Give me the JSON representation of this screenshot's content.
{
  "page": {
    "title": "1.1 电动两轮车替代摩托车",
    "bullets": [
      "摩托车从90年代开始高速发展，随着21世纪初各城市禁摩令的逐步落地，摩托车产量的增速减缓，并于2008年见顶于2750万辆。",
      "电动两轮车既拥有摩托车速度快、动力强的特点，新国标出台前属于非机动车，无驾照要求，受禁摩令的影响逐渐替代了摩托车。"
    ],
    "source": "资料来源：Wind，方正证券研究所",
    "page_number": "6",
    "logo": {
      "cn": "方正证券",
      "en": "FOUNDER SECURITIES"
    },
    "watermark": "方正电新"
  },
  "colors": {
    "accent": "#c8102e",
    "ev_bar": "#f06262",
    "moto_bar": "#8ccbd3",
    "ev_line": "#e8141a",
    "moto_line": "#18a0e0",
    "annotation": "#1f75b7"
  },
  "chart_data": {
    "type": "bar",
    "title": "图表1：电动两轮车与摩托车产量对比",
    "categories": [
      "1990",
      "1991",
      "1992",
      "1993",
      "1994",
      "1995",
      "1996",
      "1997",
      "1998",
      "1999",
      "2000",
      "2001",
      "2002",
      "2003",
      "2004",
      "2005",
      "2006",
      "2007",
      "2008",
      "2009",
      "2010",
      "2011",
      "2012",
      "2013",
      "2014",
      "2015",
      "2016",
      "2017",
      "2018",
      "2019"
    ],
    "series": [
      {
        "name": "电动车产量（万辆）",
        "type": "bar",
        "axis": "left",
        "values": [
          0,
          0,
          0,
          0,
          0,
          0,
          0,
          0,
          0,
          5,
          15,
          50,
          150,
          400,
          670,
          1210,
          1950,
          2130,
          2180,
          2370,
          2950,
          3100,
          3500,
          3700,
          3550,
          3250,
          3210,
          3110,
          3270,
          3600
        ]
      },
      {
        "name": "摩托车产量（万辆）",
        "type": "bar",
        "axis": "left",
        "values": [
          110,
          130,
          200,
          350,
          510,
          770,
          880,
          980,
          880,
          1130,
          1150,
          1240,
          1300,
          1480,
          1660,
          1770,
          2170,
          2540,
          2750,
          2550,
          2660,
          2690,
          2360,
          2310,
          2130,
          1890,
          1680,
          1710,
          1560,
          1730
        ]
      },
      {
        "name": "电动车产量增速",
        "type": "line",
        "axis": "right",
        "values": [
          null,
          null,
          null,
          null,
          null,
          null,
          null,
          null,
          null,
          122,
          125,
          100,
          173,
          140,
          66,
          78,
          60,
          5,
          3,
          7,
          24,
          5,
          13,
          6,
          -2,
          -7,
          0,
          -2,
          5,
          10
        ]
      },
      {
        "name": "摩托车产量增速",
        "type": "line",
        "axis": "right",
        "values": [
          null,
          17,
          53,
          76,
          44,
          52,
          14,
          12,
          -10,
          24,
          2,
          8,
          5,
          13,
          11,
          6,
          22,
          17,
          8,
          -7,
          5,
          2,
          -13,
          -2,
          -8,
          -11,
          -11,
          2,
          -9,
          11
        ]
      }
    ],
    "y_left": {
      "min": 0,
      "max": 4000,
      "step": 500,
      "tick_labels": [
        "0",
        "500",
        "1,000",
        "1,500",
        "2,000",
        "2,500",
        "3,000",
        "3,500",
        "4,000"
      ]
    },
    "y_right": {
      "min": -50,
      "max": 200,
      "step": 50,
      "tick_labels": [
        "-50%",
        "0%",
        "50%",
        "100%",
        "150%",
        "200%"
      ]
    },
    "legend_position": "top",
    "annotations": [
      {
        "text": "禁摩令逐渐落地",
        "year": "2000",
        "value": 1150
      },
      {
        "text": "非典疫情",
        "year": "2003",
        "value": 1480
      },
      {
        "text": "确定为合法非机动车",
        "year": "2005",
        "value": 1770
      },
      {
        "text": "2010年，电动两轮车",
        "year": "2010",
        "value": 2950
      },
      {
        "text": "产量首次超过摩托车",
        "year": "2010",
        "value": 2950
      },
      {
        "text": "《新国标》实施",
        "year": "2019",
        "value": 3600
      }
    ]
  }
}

━━━━━━━━━━━━━━━━━━━━━━━━━━━━━━

§ Request
The lines to collect are those holding the string "title"; copy them all.

§ Response
    "title": "1.1 电动两轮车替代摩托车",
    "title": "图表1：电动两轮车与摩托车产量对比",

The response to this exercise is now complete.